## begin Listing

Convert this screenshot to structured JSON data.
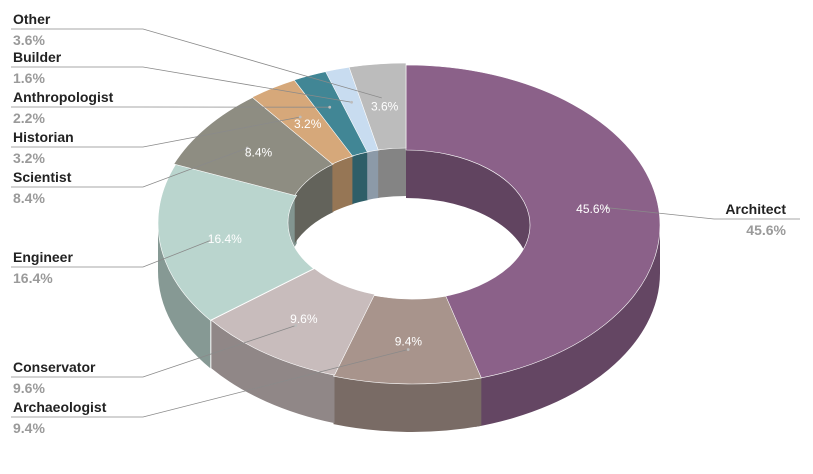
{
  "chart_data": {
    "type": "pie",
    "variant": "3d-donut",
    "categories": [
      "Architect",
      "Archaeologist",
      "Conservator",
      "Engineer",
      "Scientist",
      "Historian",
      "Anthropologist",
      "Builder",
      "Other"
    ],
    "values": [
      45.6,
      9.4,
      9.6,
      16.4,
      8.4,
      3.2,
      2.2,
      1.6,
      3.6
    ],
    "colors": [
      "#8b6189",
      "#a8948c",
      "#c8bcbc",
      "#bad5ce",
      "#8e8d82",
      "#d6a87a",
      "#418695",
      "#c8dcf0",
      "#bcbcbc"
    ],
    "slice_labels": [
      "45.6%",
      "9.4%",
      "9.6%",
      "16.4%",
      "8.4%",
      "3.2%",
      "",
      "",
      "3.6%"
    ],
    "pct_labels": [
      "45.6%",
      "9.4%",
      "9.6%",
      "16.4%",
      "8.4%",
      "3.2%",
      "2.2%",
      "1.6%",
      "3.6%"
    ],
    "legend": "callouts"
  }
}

## end Listing

◆ Exercise objective ◆
Repeat the data exactly in full, omitting its pictures.

◆ Solution to this problem ◆
Convert this screenshot to structured JSON data.
{
  "chart_data": {
    "type": "pie",
    "variant": "3d-donut",
    "categories": [
      "Architect",
      "Archaeologist",
      "Conservator",
      "Engineer",
      "Scientist",
      "Historian",
      "Anthropologist",
      "Builder",
      "Other"
    ],
    "values": [
      45.6,
      9.4,
      9.6,
      16.4,
      8.4,
      3.2,
      2.2,
      1.6,
      3.6
    ],
    "colors": [
      "#8b6189",
      "#a8948c",
      "#c8bcbc",
      "#bad5ce",
      "#8e8d82",
      "#d6a87a",
      "#418695",
      "#c8dcf0",
      "#bcbcbc"
    ],
    "slice_labels": [
      "45.6%",
      "9.4%",
      "9.6%",
      "16.4%",
      "8.4%",
      "3.2%",
      "",
      "",
      "3.6%"
    ],
    "pct_labels": [
      "45.6%",
      "9.4%",
      "9.6%",
      "16.4%",
      "8.4%",
      "3.2%",
      "2.2%",
      "1.6%",
      "3.6%"
    ],
    "legend": "callouts"
  }
}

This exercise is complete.